Task inputs:
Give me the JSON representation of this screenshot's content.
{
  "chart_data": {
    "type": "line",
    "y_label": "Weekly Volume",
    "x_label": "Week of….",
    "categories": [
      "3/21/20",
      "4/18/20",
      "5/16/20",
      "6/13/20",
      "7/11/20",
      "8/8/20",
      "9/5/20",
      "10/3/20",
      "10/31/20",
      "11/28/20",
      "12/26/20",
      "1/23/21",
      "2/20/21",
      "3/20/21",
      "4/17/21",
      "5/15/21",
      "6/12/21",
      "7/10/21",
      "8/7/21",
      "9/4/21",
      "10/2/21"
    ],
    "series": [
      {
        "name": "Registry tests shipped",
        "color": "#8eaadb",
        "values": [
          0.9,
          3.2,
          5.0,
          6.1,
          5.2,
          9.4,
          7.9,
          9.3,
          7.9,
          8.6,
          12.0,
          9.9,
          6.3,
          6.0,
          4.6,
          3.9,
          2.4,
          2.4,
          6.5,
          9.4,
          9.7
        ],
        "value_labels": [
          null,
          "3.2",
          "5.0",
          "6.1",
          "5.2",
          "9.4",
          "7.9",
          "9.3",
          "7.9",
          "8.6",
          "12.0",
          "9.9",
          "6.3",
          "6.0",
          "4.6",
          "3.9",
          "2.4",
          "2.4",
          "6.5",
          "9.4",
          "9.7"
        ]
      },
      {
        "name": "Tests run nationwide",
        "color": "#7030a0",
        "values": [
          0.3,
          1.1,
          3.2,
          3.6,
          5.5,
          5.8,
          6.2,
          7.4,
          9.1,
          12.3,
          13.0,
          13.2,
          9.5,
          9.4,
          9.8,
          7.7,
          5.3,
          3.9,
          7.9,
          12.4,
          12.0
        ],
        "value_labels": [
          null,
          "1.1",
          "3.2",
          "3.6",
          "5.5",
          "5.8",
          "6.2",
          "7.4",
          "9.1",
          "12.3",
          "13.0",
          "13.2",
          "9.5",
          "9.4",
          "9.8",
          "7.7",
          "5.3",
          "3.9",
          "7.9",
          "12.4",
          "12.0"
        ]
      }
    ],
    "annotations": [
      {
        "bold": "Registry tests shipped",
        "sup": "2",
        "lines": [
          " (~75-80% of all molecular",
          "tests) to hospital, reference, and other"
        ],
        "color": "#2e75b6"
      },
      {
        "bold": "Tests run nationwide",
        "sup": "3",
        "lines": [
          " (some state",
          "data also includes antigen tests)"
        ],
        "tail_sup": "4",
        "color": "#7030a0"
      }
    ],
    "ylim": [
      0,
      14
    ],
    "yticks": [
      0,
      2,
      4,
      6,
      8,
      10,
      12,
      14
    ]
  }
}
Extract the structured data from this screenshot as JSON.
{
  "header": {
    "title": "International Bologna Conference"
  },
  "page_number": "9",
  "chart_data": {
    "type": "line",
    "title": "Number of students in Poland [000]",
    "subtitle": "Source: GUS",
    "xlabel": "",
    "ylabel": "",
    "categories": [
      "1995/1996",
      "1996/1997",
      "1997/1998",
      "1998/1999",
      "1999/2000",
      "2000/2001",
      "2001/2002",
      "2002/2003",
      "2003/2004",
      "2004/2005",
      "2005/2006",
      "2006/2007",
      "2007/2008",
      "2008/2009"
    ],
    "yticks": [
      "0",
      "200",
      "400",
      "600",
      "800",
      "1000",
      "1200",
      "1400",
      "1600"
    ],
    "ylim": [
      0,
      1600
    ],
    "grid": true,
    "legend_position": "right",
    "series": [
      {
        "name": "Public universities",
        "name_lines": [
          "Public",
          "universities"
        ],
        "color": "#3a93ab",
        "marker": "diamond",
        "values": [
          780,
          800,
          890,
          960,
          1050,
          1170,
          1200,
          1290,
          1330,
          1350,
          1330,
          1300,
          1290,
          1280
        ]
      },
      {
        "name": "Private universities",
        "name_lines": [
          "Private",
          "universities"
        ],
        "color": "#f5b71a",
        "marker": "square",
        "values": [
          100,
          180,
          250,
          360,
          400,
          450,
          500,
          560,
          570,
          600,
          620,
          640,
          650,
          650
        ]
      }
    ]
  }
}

What is being asked:
Write the data from above out again, exactly.

Expected output:
Give me the JSON representation of this screenshot's content.
{
  "chart_data": {
    "type": "line",
    "y_label": "Weekly Volume",
    "x_label": "Week of….",
    "categories": [
      "3/21/20",
      "4/18/20",
      "5/16/20",
      "6/13/20",
      "7/11/20",
      "8/8/20",
      "9/5/20",
      "10/3/20",
      "10/31/20",
      "11/28/20",
      "12/26/20",
      "1/23/21",
      "2/20/21",
      "3/20/21",
      "4/17/21",
      "5/15/21",
      "6/12/21",
      "7/10/21",
      "8/7/21",
      "9/4/21",
      "10/2/21"
    ],
    "series": [
      {
        "name": "Registry tests shipped",
        "color": "#8eaadb",
        "values": [
          0.9,
          3.2,
          5.0,
          6.1,
          5.2,
          9.4,
          7.9,
          9.3,
          7.9,
          8.6,
          12.0,
          9.9,
          6.3,
          6.0,
          4.6,
          3.9,
          2.4,
          2.4,
          6.5,
          9.4,
          9.7
        ],
        "value_labels": [
          null,
          "3.2",
          "5.0",
          "6.1",
          "5.2",
          "9.4",
          "7.9",
          "9.3",
          "7.9",
          "8.6",
          "12.0",
          "9.9",
          "6.3",
          "6.0",
          "4.6",
          "3.9",
          "2.4",
          "2.4",
          "6.5",
          "9.4",
          "9.7"
        ]
      },
      {
        "name": "Tests run nationwide",
        "color": "#7030a0",
        "values": [
          0.3,
          1.1,
          3.2,
          3.6,
          5.5,
          5.8,
          6.2,
          7.4,
          9.1,
          12.3,
          13.0,
          13.2,
          9.5,
          9.4,
          9.8,
          7.7,
          5.3,
          3.9,
          7.9,
          12.4,
          12.0
        ],
        "value_labels": [
          null,
          "1.1",
          "3.2",
          "3.6",
          "5.5",
          "5.8",
          "6.2",
          "7.4",
          "9.1",
          "12.3",
          "13.0",
          "13.2",
          "9.5",
          "9.4",
          "9.8",
          "7.7",
          "5.3",
          "3.9",
          "7.9",
          "12.4",
          "12.0"
        ]
      }
    ],
    "annotations": [
      {
        "bold": "Registry tests shipped",
        "sup": "2",
        "lines": [
          " (~75-80% of all molecular",
          "tests) to hospital, reference, and other"
        ],
        "color": "#2e75b6"
      },
      {
        "bold": "Tests run nationwide",
        "sup": "3",
        "lines": [
          " (some state",
          "data also includes antigen tests)"
        ],
        "tail_sup": "4",
        "color": "#7030a0"
      }
    ],
    "ylim": [
      0,
      14
    ],
    "yticks": [
      0,
      2,
      4,
      6,
      8,
      10,
      12,
      14
    ]
  }
}
Extract the structured data from this screenshot as JSON.
{
  "header": {
    "title": "International Bologna Conference"
  },
  "page_number": "9",
  "chart_data": {
    "type": "line",
    "title": "Number of students in Poland [000]",
    "subtitle": "Source: GUS",
    "xlabel": "",
    "ylabel": "",
    "categories": [
      "1995/1996",
      "1996/1997",
      "1997/1998",
      "1998/1999",
      "1999/2000",
      "2000/2001",
      "2001/2002",
      "2002/2003",
      "2003/2004",
      "2004/2005",
      "2005/2006",
      "2006/2007",
      "2007/2008",
      "2008/2009"
    ],
    "yticks": [
      "0",
      "200",
      "400",
      "600",
      "800",
      "1000",
      "1200",
      "1400",
      "1600"
    ],
    "ylim": [
      0,
      1600
    ],
    "grid": true,
    "legend_position": "right",
    "series": [
      {
        "name": "Public universities",
        "name_lines": [
          "Public",
          "universities"
        ],
        "color": "#3a93ab",
        "marker": "diamond",
        "values": [
          780,
          800,
          890,
          960,
          1050,
          1170,
          1200,
          1290,
          1330,
          1350,
          1330,
          1300,
          1290,
          1280
        ]
      },
      {
        "name": "Private universities",
        "name_lines": [
          "Private",
          "universities"
        ],
        "color": "#f5b71a",
        "marker": "square",
        "values": [
          100,
          180,
          250,
          360,
          400,
          450,
          500,
          560,
          570,
          600,
          620,
          640,
          650,
          650
        ]
      }
    ]
  }
}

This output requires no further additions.